TASK OBJECTIVE> Determine how many lines of the records include "fixer", and answer with the number alone.
[Start MATERIAL SUPPLIED]
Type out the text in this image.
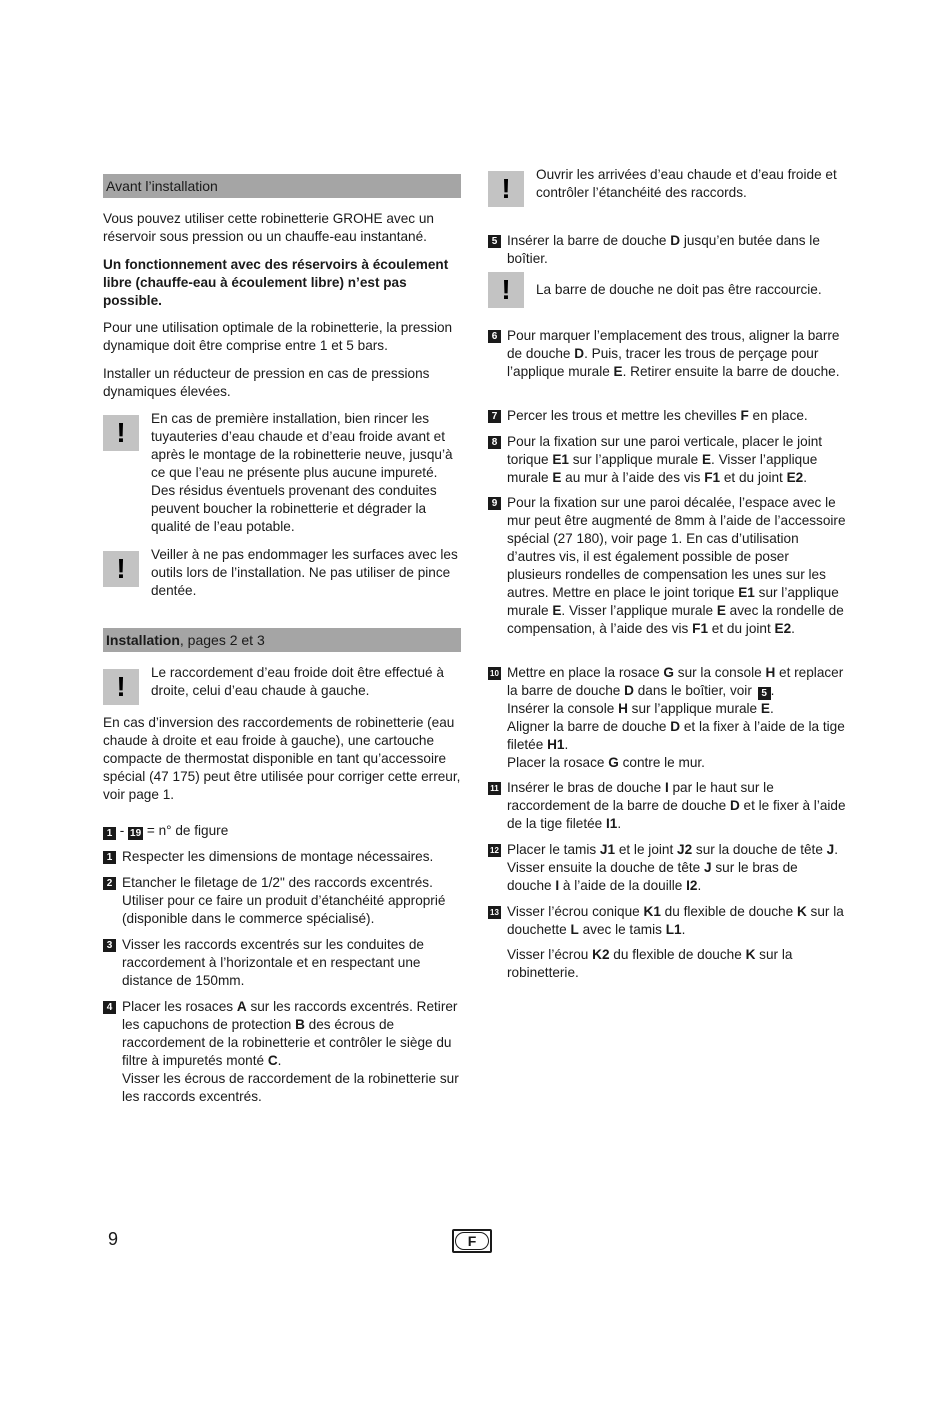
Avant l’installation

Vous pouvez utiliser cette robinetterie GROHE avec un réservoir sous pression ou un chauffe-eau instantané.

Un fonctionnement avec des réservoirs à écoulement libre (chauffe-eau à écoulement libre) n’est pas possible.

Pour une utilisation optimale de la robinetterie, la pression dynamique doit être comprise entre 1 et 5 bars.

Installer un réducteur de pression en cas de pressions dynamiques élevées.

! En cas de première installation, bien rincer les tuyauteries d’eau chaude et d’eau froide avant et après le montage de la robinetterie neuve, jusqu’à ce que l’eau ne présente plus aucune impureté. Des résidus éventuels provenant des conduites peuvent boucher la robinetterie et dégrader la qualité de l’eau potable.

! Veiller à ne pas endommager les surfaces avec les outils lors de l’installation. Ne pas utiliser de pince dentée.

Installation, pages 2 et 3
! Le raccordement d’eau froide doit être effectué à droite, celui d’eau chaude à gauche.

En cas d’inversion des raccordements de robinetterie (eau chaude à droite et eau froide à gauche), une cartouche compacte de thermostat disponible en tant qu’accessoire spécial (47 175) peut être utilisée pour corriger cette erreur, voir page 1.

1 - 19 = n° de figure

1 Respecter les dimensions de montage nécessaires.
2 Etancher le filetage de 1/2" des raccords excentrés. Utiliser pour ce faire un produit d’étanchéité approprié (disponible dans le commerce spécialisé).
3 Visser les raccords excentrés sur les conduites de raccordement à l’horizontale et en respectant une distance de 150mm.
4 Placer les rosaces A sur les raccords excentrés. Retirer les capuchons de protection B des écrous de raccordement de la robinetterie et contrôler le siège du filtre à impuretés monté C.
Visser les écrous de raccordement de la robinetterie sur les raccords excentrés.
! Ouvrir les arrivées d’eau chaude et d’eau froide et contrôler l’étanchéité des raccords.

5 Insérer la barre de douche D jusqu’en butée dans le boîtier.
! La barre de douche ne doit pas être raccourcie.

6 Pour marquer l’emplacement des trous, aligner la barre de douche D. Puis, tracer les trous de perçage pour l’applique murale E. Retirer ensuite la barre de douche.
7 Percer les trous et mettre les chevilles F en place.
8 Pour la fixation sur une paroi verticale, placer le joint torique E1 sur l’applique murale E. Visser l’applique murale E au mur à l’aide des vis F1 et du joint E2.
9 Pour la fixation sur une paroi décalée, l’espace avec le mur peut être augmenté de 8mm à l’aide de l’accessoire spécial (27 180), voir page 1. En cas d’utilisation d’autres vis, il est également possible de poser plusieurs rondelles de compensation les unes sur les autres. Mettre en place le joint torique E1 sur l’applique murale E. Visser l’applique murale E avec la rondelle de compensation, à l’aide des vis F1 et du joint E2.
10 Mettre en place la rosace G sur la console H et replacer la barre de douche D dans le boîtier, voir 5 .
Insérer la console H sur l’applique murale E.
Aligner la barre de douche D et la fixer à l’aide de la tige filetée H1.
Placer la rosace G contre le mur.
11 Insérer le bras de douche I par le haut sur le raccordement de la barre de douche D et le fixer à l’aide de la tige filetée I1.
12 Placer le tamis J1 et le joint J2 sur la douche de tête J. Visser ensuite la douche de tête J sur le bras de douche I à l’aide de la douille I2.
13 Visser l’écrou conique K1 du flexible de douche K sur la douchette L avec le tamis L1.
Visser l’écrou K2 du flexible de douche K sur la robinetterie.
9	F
[End MATERIAL SUPPLIED]
[Start MATERIAL SUPPLIED]
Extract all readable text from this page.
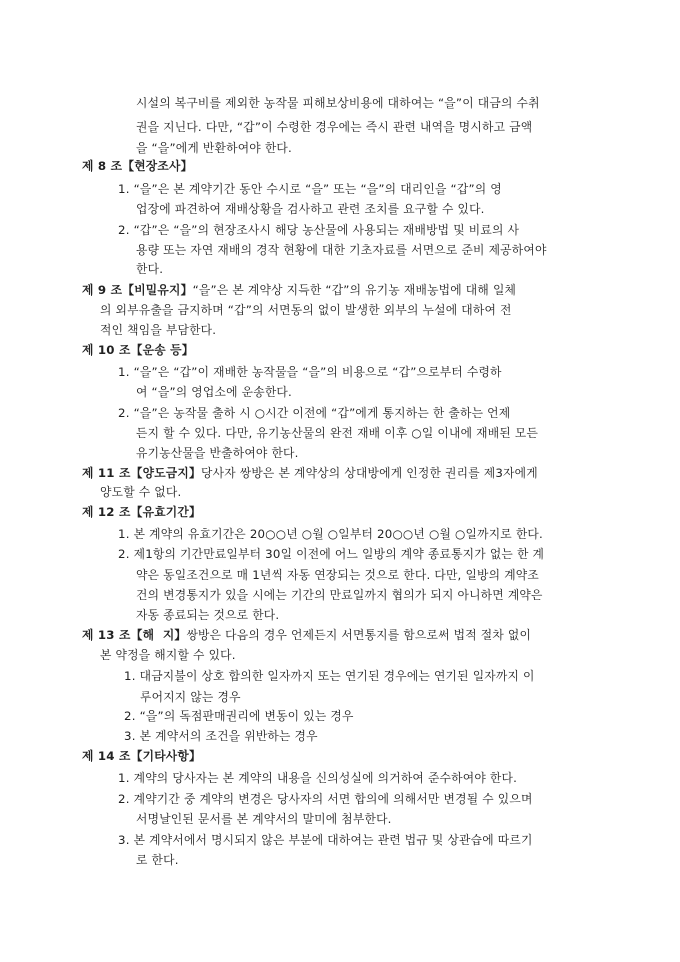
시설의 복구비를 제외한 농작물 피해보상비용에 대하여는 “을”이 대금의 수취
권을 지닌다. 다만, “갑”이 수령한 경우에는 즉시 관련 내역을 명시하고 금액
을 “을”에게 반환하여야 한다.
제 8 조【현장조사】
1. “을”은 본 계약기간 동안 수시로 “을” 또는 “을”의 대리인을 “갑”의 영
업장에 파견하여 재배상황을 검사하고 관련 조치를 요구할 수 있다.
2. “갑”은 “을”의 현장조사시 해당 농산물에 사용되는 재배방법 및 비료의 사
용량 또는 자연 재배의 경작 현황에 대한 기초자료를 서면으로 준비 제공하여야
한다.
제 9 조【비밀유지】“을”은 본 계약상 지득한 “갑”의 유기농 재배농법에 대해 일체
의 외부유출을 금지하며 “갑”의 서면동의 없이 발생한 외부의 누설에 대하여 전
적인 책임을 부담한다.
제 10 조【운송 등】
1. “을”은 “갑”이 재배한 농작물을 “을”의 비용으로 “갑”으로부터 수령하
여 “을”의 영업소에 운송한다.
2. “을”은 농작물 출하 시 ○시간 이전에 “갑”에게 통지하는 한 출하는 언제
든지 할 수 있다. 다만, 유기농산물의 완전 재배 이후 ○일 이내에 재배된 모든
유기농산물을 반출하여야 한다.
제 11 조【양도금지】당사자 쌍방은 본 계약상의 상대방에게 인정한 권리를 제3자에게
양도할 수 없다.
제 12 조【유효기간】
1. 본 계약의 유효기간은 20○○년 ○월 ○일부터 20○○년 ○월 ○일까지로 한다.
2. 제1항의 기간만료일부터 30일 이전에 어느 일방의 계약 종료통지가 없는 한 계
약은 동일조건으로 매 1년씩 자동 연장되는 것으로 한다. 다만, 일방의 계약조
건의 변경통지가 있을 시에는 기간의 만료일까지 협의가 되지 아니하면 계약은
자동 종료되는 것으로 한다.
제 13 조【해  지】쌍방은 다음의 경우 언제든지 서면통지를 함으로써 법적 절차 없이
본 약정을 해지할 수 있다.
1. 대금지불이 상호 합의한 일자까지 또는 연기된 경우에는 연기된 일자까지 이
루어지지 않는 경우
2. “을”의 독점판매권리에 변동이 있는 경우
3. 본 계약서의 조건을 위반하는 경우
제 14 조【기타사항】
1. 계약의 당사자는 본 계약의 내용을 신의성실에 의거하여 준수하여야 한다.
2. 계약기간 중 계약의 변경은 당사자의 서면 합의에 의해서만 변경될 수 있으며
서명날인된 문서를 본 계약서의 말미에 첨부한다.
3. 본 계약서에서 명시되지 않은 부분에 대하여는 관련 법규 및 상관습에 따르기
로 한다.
[End MATERIAL SUPPLIED]
FINAL RESULT> 2